** Opening Excerpt to read block **

Basic Fibroblast Growth Factor Controls the Expression and Molecular Structure of Heparan Sulfate in Corneal Endothelial Cells

Cultured bovine corneal endothelial cells express 5–8 ng basic fibroblast growth factor (bFGF)/mg cell protein and distribute it between the intracellular and pericellular compartment. Confluent cultures retain approximately 80% of the total bFGF intracellularly, whereas 20% is present in the pericellular (trypsin‐releasable) compartment. No bFGF can be detected in the culture medium. The presence of 1–2 ng/ml medium of endogenous or exogenous (human recombinant) bFGF is sufficient to support cell growth. Simultaneously, cells incorporate [ 35 S]sulfate and [ 3 H]glucosamine into the sulfated proteoglycans associated with the cell layer at a rate that is three times higher than in the absence of bFGF. The enhanced proteoglycan synthesis is accompanied by a shift in proteoglycan distribution. In control cells, cell‐associated heparan sulfate accounts for about 30% of the total glycosaminoglycans, whereas under the influence of bFGF the amount of heparan sulfate increases to approximately 60%. At the same time, the molecular structure of the heparan sulfate molecule undergoes bFGF‐specific changes as indicated by the [ 35 S]oligosaccharide pattern generated by heparitinase I degradation. The proportion of [ 35 S]oligosaccharides with greater than six monosaccharides decreases on account of disaccharides and tetrasaccharides under the influence of bFGF. Pretreatment of bFGF with neutralizing antibodies against bFGF abolishes its biological activity. The results suggest a bFGF‐dependent change in the rate of synthesis and structural features of the membrane‐associated heparan sulfate in corneal endothelial cells. The modification of the heparan sulfate structure could influence its bFGF‐binding and antiproliferative activity.

** Closing Excerpt to read block **

According to the abstract on basic fibroblast growth factor in corneal endothelial cells, what proportion of the total bFGF do confluent cultures retain intracellularly?

** Opening Extracted data block **

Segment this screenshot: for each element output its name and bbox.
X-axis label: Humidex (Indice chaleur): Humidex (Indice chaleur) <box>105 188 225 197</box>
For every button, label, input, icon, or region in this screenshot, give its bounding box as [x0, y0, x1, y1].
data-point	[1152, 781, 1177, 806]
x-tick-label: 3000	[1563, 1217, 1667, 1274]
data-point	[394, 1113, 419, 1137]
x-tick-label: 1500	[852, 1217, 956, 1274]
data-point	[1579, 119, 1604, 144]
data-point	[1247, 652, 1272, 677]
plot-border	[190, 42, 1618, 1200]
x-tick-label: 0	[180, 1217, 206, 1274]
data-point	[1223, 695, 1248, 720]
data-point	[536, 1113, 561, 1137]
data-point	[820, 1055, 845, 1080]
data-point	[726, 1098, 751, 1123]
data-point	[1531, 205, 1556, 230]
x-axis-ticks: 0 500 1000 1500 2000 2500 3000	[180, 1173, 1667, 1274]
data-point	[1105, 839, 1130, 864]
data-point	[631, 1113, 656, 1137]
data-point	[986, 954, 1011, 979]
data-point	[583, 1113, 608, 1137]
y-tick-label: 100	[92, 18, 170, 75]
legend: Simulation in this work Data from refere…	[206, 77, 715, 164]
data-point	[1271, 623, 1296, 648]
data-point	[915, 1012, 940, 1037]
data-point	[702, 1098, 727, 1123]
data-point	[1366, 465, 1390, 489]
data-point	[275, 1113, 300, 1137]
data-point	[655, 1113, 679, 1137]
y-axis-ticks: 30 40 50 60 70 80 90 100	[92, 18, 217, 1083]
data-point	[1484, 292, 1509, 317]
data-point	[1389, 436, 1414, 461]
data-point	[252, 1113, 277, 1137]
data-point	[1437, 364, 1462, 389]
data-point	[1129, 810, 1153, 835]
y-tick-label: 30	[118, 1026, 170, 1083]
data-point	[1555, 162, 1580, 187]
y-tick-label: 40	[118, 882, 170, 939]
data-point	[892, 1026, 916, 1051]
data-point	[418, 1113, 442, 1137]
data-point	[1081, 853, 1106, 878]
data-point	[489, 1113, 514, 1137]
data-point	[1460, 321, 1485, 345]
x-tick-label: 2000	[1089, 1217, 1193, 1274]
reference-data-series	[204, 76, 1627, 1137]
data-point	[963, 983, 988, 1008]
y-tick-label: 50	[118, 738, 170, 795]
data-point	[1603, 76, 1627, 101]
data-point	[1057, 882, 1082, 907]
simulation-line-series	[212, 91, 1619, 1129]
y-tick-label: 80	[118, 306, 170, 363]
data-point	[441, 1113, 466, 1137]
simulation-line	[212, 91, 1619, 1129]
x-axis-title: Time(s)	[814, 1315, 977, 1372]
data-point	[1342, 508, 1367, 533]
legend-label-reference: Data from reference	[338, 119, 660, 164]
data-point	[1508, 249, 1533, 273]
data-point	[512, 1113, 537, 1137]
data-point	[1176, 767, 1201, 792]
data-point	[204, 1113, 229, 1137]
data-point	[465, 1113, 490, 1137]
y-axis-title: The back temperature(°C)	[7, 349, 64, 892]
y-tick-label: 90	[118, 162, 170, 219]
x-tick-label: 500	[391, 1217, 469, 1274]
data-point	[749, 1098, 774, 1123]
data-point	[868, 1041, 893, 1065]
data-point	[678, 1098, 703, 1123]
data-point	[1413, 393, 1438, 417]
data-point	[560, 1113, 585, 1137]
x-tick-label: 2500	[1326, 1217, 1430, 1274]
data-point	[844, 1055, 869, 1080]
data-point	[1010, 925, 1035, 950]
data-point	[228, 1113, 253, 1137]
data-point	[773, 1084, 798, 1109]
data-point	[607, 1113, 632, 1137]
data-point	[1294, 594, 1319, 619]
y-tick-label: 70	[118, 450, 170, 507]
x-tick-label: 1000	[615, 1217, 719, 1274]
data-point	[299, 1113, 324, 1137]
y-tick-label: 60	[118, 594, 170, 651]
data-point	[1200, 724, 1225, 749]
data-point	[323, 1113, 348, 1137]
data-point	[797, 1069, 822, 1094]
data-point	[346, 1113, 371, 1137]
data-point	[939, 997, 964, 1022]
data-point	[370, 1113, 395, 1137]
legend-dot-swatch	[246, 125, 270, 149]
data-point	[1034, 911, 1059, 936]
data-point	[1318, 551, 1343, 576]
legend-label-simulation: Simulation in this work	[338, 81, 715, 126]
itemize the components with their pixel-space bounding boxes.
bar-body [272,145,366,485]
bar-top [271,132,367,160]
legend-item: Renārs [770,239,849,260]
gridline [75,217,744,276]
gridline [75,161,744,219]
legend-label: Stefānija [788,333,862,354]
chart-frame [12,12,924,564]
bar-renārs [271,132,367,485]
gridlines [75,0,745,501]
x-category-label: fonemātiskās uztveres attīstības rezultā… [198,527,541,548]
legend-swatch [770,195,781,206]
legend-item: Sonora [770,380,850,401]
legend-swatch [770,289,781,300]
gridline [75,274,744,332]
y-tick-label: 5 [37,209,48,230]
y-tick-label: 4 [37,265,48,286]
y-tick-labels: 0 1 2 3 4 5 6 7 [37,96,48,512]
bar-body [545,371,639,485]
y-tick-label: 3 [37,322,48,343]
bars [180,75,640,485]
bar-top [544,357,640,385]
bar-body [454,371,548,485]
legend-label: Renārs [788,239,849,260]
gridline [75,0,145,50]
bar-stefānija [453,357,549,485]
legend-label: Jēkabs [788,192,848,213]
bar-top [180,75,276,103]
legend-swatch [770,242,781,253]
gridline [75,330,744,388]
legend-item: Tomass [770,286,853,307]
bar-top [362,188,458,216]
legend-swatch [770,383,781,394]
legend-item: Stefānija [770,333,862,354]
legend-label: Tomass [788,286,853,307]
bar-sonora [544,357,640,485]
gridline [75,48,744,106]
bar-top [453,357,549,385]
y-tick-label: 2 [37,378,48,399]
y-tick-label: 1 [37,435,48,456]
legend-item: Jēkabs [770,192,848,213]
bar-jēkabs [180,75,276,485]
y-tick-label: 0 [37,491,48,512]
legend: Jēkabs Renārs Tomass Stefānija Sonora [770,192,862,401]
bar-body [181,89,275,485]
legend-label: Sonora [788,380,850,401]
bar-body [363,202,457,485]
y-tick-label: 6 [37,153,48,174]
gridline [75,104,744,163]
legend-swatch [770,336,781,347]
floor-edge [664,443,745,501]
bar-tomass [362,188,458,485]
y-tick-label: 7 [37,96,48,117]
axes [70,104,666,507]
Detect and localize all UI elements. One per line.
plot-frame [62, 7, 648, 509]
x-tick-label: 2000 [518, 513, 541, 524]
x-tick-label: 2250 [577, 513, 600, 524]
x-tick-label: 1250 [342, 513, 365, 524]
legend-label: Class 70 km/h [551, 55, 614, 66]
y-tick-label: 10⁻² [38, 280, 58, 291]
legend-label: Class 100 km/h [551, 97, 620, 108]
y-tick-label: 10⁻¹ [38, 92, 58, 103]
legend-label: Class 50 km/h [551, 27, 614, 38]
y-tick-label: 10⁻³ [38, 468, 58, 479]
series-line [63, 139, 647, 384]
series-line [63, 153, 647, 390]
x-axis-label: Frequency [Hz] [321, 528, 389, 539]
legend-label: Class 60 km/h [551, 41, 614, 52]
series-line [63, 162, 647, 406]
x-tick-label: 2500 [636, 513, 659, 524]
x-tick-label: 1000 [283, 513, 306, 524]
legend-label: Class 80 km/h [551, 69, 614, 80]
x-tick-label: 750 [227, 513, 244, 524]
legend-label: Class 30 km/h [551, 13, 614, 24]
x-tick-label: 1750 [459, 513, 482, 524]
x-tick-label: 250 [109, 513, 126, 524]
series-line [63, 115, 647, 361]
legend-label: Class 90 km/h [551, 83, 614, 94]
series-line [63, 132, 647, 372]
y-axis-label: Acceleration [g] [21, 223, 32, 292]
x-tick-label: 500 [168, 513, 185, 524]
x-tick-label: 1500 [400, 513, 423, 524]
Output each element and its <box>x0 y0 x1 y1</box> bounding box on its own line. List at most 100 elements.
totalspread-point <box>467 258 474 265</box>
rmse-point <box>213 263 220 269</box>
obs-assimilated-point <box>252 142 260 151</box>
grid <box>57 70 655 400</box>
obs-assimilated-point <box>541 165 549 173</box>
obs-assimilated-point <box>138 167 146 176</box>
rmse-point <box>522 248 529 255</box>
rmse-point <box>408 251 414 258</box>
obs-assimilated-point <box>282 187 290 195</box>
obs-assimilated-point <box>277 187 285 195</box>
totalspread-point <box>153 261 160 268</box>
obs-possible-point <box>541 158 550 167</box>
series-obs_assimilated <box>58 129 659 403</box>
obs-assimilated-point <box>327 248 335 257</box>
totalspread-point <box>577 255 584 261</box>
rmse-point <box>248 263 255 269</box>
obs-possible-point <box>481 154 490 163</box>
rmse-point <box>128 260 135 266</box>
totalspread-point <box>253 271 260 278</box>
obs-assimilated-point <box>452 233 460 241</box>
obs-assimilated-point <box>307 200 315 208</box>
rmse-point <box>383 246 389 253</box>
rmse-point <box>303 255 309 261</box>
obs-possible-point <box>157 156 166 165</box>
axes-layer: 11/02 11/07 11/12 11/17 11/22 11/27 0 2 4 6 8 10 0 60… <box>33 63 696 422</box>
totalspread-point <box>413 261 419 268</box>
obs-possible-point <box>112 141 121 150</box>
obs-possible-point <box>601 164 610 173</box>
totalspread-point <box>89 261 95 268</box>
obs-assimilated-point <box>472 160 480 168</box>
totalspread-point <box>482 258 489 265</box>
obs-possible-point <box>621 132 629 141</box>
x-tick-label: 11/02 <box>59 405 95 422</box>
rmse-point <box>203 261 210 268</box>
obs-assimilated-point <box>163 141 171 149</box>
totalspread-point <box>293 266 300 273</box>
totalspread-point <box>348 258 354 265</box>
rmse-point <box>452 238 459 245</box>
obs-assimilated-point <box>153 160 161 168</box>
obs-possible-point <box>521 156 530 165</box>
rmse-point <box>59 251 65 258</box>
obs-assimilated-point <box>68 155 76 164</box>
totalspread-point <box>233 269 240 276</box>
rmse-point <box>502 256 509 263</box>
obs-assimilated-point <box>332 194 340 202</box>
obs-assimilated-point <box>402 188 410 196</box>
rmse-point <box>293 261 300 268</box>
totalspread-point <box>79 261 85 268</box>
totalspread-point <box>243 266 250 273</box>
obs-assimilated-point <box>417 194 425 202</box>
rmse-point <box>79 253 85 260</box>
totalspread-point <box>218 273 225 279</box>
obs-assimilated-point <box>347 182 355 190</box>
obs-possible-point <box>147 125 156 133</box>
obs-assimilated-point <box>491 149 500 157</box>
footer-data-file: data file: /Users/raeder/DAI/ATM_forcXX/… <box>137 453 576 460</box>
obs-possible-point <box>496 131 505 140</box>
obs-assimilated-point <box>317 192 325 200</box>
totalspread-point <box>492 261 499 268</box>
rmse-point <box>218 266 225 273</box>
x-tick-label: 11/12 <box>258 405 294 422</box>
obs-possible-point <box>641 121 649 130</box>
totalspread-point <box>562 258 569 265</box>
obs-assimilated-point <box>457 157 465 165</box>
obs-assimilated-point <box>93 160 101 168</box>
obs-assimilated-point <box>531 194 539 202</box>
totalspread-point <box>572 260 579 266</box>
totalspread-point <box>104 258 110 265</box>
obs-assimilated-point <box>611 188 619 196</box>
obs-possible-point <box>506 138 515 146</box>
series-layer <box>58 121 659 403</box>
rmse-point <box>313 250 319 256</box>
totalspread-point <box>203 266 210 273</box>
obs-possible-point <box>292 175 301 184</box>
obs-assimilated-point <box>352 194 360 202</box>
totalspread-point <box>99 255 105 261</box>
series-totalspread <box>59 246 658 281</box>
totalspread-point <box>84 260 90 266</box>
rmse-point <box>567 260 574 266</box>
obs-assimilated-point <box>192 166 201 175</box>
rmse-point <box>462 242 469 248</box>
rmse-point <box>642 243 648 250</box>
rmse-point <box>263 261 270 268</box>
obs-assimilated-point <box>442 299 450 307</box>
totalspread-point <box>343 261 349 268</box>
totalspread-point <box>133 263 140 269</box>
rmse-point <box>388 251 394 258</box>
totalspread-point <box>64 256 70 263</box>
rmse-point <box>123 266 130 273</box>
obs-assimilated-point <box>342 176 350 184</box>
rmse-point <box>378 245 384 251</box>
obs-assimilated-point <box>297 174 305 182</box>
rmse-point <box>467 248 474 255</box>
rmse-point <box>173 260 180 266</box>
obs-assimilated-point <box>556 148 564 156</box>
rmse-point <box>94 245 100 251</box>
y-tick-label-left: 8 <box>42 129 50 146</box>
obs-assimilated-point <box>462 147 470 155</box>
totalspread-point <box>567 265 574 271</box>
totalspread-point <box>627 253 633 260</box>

** Closing Extracted data block **

Solution for this exercise: Approximately 80%.